**Task requirements:**
Any pictures in the records below should be skipped; write out everything else exactly.

**Working data:**

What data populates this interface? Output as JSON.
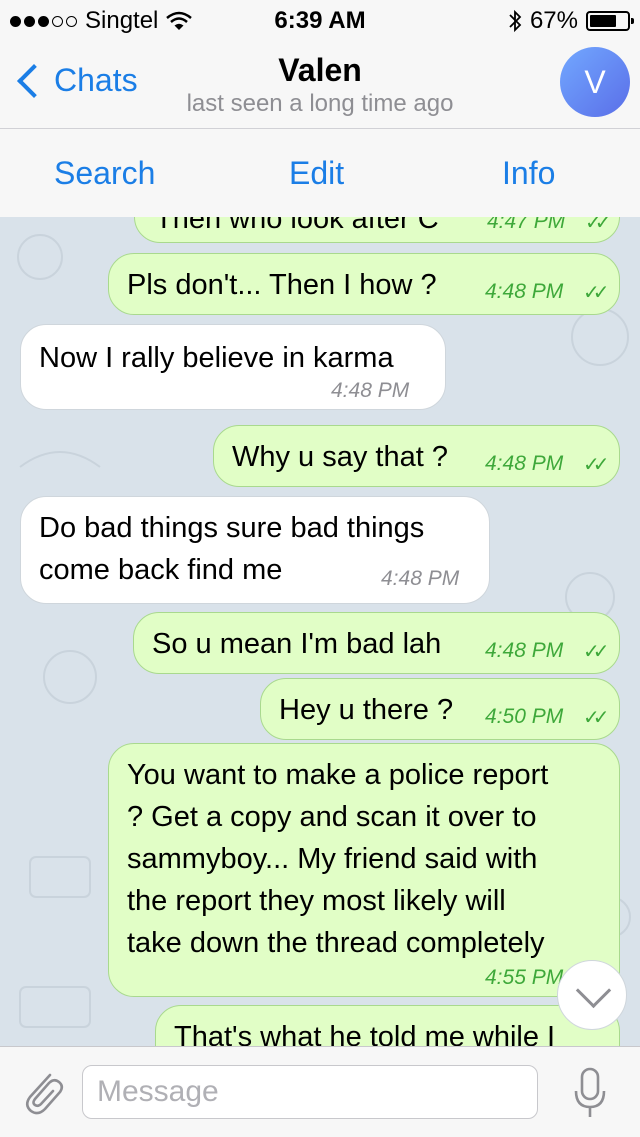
{
  "status_bar": {
    "carrier": "Singtel",
    "time": "6:39 AM",
    "battery": "67%"
  },
  "header": {
    "back_label": "Chats",
    "title": "Valen",
    "subtitle": "last seen a long time ago",
    "avatar_initial": "V"
  },
  "actions": {
    "search": "Search",
    "edit": "Edit",
    "info": "Info"
  },
  "messages": [
    {
      "dir": "out",
      "text": "Then who look after C",
      "time": "4:47 PM",
      "ticks": "✓✓"
    },
    {
      "dir": "out",
      "text": "Pls don't... Then I how ?",
      "time": "4:48 PM",
      "ticks": "✓✓"
    },
    {
      "dir": "in",
      "text": "Now I rally believe in karma",
      "time": "4:48 PM"
    },
    {
      "dir": "out",
      "text": "Why u say that ?",
      "time": "4:48 PM",
      "ticks": "✓✓"
    },
    {
      "dir": "in",
      "lines": [
        "Do bad things sure bad things",
        "come back find me"
      ],
      "time": "4:48 PM"
    },
    {
      "dir": "out",
      "text": "So u mean I'm bad lah",
      "time": "4:48 PM",
      "ticks": "✓✓"
    },
    {
      "dir": "out",
      "text": "Hey u there ?",
      "time": "4:50 PM",
      "ticks": "✓✓"
    },
    {
      "dir": "out",
      "lines": [
        "You want to make a police report",
        "? Get a copy and scan it over to",
        "sammyboy... My friend said with",
        "the report they most likely will",
        "take down the thread completely"
      ],
      "time": "4:55 PM"
    },
    {
      "dir": "out",
      "text": "That's what he told me while I",
      "time": ""
    }
  ],
  "input": {
    "placeholder": "Message"
  },
  "colors": {
    "accent": "#1b7ee6",
    "outgoing_bubble": "#e1fec6",
    "incoming_bubble": "#ffffff",
    "read_ticks": "#3ea83a"
  }
}
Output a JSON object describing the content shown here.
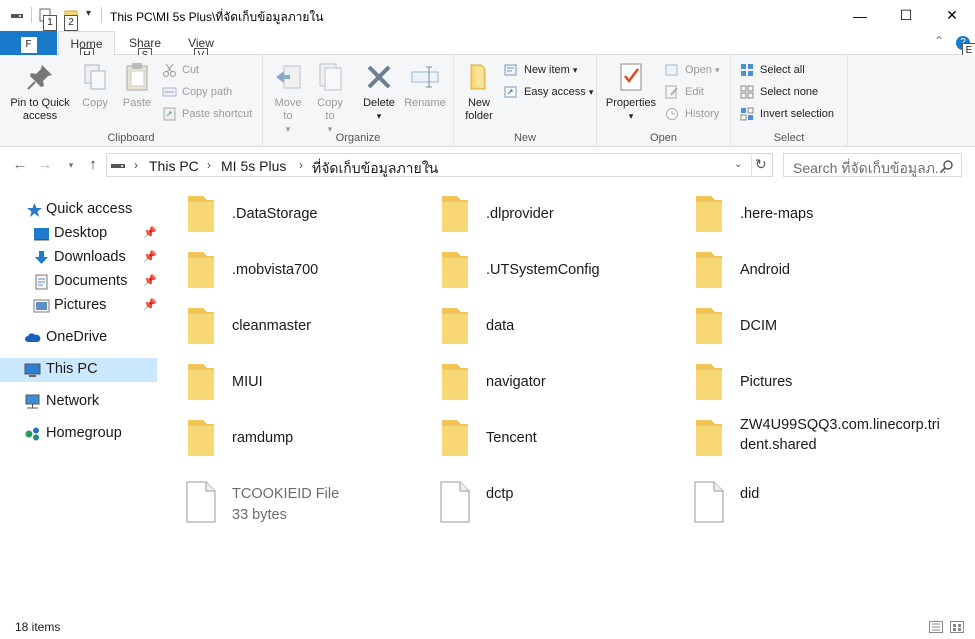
{
  "window": {
    "title": "This PC\\MI 5s Plus\\ที่จัดเก็บข้อมูลภายใน",
    "minimize": "—",
    "maximize": "☐",
    "close": "✕"
  },
  "qat": {
    "keytip1": "1",
    "keytip2": "2"
  },
  "tabs": {
    "file": "F",
    "home": "Home",
    "home_key": "H",
    "share": "Share",
    "share_key": "S",
    "view": "View",
    "view_key": "V",
    "help_key": "E"
  },
  "ribbon": {
    "clipboard": {
      "label": "Clipboard",
      "pin": "Pin to Quick access",
      "copy": "Copy",
      "paste": "Paste",
      "cut": "Cut",
      "copy_path": "Copy path",
      "paste_shortcut": "Paste shortcut"
    },
    "organize": {
      "label": "Organize",
      "move_to": "Move to",
      "copy_to": "Copy to",
      "delete": "Delete",
      "rename": "Rename"
    },
    "new": {
      "label": "New",
      "new_folder": "New folder",
      "new_item": "New item",
      "easy_access": "Easy access"
    },
    "open": {
      "label": "Open",
      "properties": "Properties",
      "open": "Open",
      "edit": "Edit",
      "history": "History"
    },
    "select": {
      "label": "Select",
      "select_all": "Select all",
      "select_none": "Select none",
      "invert_selection": "Invert selection"
    }
  },
  "address": {
    "crumbs": [
      "This PC",
      "MI 5s Plus",
      "ที่จัดเก็บข้อมูลภายใน"
    ],
    "search_placeholder": "Search ที่จัดเก็บข้อมูลภ..."
  },
  "sidebar": {
    "items": [
      {
        "label": "Quick access",
        "icon": "star-icon"
      },
      {
        "label": "Desktop",
        "icon": "desktop-icon",
        "pinned": true
      },
      {
        "label": "Downloads",
        "icon": "download-icon",
        "pinned": true
      },
      {
        "label": "Documents",
        "icon": "documents-icon",
        "pinned": true
      },
      {
        "label": "Pictures",
        "icon": "pictures-icon",
        "pinned": true
      },
      {
        "label": "OneDrive",
        "icon": "cloud-icon"
      },
      {
        "label": "This PC",
        "icon": "computer-icon",
        "selected": true
      },
      {
        "label": "Network",
        "icon": "network-icon"
      },
      {
        "label": "Homegroup",
        "icon": "homegroup-icon"
      }
    ]
  },
  "files": [
    {
      "name": ".DataStorage",
      "type": "folder"
    },
    {
      "name": ".dlprovider",
      "type": "folder"
    },
    {
      "name": ".here-maps",
      "type": "folder"
    },
    {
      "name": ".mobvista700",
      "type": "folder"
    },
    {
      "name": ".UTSystemConfig",
      "type": "folder"
    },
    {
      "name": "Android",
      "type": "folder"
    },
    {
      "name": "cleanmaster",
      "type": "folder"
    },
    {
      "name": "data",
      "type": "folder"
    },
    {
      "name": "DCIM",
      "type": "folder"
    },
    {
      "name": "MIUI",
      "type": "folder"
    },
    {
      "name": "navigator",
      "type": "folder"
    },
    {
      "name": "Pictures",
      "type": "folder"
    },
    {
      "name": "ramdump",
      "type": "folder"
    },
    {
      "name": "Tencent",
      "type": "folder"
    },
    {
      "name": "ZW4U99SQQ3.com.linecorp.trident.shared",
      "type": "folder"
    },
    {
      "name": "TCOOKIEID File",
      "type": "file",
      "detail": "33 bytes"
    },
    {
      "name": "dctp",
      "type": "file"
    },
    {
      "name": "did",
      "type": "file"
    }
  ],
  "status": {
    "item_count": "18 items"
  },
  "colors": {
    "accent": "#1979ca",
    "folder": "#f8d775",
    "selected": "#cce8ff"
  }
}
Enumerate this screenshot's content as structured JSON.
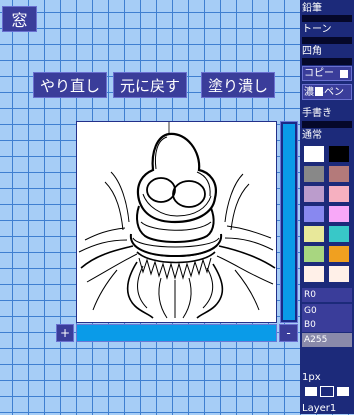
{
  "toolbar": {
    "window_label": "窓",
    "redo_label": "やり直し",
    "undo_label": "元に戻す",
    "fill_label": "塗り潰し"
  },
  "canvas": {
    "zoom_in_label": "+",
    "zoom_out_label": "-"
  },
  "tools": {
    "pencil_label": "鉛筆",
    "tone_label": "トーン",
    "square_label": "四角",
    "copy_label": "コピー",
    "pen_label": "濃いペン",
    "handwriting_label": "手書き",
    "mode_label": "通常"
  },
  "palette": {
    "colors": [
      "#ffffff",
      "#000000",
      "#888888",
      "#b47a7a",
      "#bb9ccc",
      "#f6b0c0",
      "#8888f0",
      "#f8a8f8",
      "#e8e89a",
      "#38c8c8",
      "#a8d680",
      "#f0a020",
      "#fff0e8",
      "#fff0e8"
    ]
  },
  "color_fields": {
    "r": "R0",
    "g": "G0",
    "b": "B0",
    "a": "A255"
  },
  "brush": {
    "size_label": "1px"
  },
  "layer": {
    "label": "Layer1"
  }
}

**Result of the exercise:**
What data populates this interface? Output as JSON.
{
  "status_bar": {
    "carrier": "Singtel",
    "time": "6:39 AM",
    "battery": "67%"
  },
  "header": {
    "back_label": "Chats",
    "title": "Valen",
    "subtitle": "last seen a long time ago",
    "avatar_initial": "V"
  },
  "actions": {
    "search": "Search",
    "edit": "Edit",
    "info": "Info"
  },
  "messages": [
    {
      "dir": "out",
      "text": "Then who look after C",
      "time": "4:47 PM",
      "ticks": "✓✓"
    },
    {
      "dir": "out",
      "text": "Pls don't... Then I how ?",
      "time": "4:48 PM",
      "ticks": "✓✓"
    },
    {
      "dir": "in",
      "text": "Now I rally believe in karma",
      "time": "4:48 PM"
    },
    {
      "dir": "out",
      "text": "Why u say that ?",
      "time": "4:48 PM",
      "ticks": "✓✓"
    },
    {
      "dir": "in",
      "lines": [
        "Do bad things sure bad things",
        "come back find me"
      ],
      "time": "4:48 PM"
    },
    {
      "dir": "out",
      "text": "So u mean I'm bad lah",
      "time": "4:48 PM",
      "ticks": "✓✓"
    },
    {
      "dir": "out",
      "text": "Hey u there ?",
      "time": "4:50 PM",
      "ticks": "✓✓"
    },
    {
      "dir": "out",
      "lines": [
        "You want to make a police report",
        "? Get a copy and scan it over to",
        "sammyboy... My friend said with",
        "the report they most likely will",
        "take down the thread completely"
      ],
      "time": "4:55 PM"
    },
    {
      "dir": "out",
      "text": "That's what he told me while I",
      "time": ""
    }
  ],
  "input": {
    "placeholder": "Message"
  },
  "colors": {
    "accent": "#1b7ee6",
    "outgoing_bubble": "#e1fec6",
    "incoming_bubble": "#ffffff",
    "read_ticks": "#3ea83a"
  }
}
Output a JSON object describing the content shown here.
{
  "window": {
    "title": "This PC\\MI 5s Plus\\ที่จัดเก็บข้อมูลภายใน",
    "minimize": "—",
    "maximize": "☐",
    "close": "✕"
  },
  "qat": {
    "keytip1": "1",
    "keytip2": "2"
  },
  "tabs": {
    "file": "F",
    "home": "Home",
    "home_key": "H",
    "share": "Share",
    "share_key": "S",
    "view": "View",
    "view_key": "V",
    "help_key": "E"
  },
  "ribbon": {
    "clipboard": {
      "label": "Clipboard",
      "pin": "Pin to Quick access",
      "copy": "Copy",
      "paste": "Paste",
      "cut": "Cut",
      "copy_path": "Copy path",
      "paste_shortcut": "Paste shortcut"
    },
    "organize": {
      "label": "Organize",
      "move_to": "Move to",
      "copy_to": "Copy to",
      "delete": "Delete",
      "rename": "Rename"
    },
    "new": {
      "label": "New",
      "new_folder": "New folder",
      "new_item": "New item",
      "easy_access": "Easy access"
    },
    "open": {
      "label": "Open",
      "properties": "Properties",
      "open": "Open",
      "edit": "Edit",
      "history": "History"
    },
    "select": {
      "label": "Select",
      "select_all": "Select all",
      "select_none": "Select none",
      "invert_selection": "Invert selection"
    }
  },
  "address": {
    "crumbs": [
      "This PC",
      "MI 5s Plus",
      "ที่จัดเก็บข้อมูลภายใน"
    ],
    "search_placeholder": "Search ที่จัดเก็บข้อมูลภ..."
  },
  "sidebar": {
    "items": [
      {
        "label": "Quick access",
        "icon": "star-icon"
      },
      {
        "label": "Desktop",
        "icon": "desktop-icon",
        "pinned": true
      },
      {
        "label": "Downloads",
        "icon": "download-icon",
        "pinned": true
      },
      {
        "label": "Documents",
        "icon": "documents-icon",
        "pinned": true
      },
      {
        "label": "Pictures",
        "icon": "pictures-icon",
        "pinned": true
      },
      {
        "label": "OneDrive",
        "icon": "cloud-icon"
      },
      {
        "label": "This PC",
        "icon": "computer-icon",
        "selected": true
      },
      {
        "label": "Network",
        "icon": "network-icon"
      },
      {
        "label": "Homegroup",
        "icon": "homegroup-icon"
      }
    ]
  },
  "files": [
    {
      "name": ".DataStorage",
      "type": "folder"
    },
    {
      "name": ".dlprovider",
      "type": "folder"
    },
    {
      "name": ".here-maps",
      "type": "folder"
    },
    {
      "name": ".mobvista700",
      "type": "folder"
    },
    {
      "name": ".UTSystemConfig",
      "type": "folder"
    },
    {
      "name": "Android",
      "type": "folder"
    },
    {
      "name": "cleanmaster",
      "type": "folder"
    },
    {
      "name": "data",
      "type": "folder"
    },
    {
      "name": "DCIM",
      "type": "folder"
    },
    {
      "name": "MIUI",
      "type": "folder"
    },
    {
      "name": "navigator",
      "type": "folder"
    },
    {
      "name": "Pictures",
      "type": "folder"
    },
    {
      "name": "ramdump",
      "type": "folder"
    },
    {
      "name": "Tencent",
      "type": "folder"
    },
    {
      "name": "ZW4U99SQQ3.com.linecorp.trident.shared",
      "type": "folder"
    },
    {
      "name": "TCOOKIEID File",
      "type": "file",
      "detail": "33 bytes"
    },
    {
      "name": "dctp",
      "type": "file"
    },
    {
      "name": "did",
      "type": "file"
    }
  ],
  "status": {
    "item_count": "18 items"
  },
  "colors": {
    "accent": "#1979ca",
    "folder": "#f8d775",
    "selected": "#cce8ff"
  }
}
Enumerate this screenshot's content as structured JSON.
{
  "toolbar": {
    "window_label": "窓",
    "redo_label": "やり直し",
    "undo_label": "元に戻す",
    "fill_label": "塗り潰し"
  },
  "canvas": {
    "zoom_in_label": "+",
    "zoom_out_label": "-"
  },
  "tools": {
    "pencil_label": "鉛筆",
    "tone_label": "トーン",
    "square_label": "四角",
    "copy_label": "コピー",
    "pen_label": "濃いペン",
    "handwriting_label": "手書き",
    "mode_label": "通常"
  },
  "palette": {
    "colors": [
      "#ffffff",
      "#000000",
      "#888888",
      "#b47a7a",
      "#bb9ccc",
      "#f6b0c0",
      "#8888f0",
      "#f8a8f8",
      "#e8e89a",
      "#38c8c8",
      "#a8d680",
      "#f0a020",
      "#fff0e8",
      "#fff0e8"
    ]
  },
  "color_fields": {
    "r": "R0",
    "g": "G0",
    "b": "B0",
    "a": "A255"
  },
  "brush": {
    "size_label": "1px"
  },
  "layer": {
    "label": "Layer1"
  }
}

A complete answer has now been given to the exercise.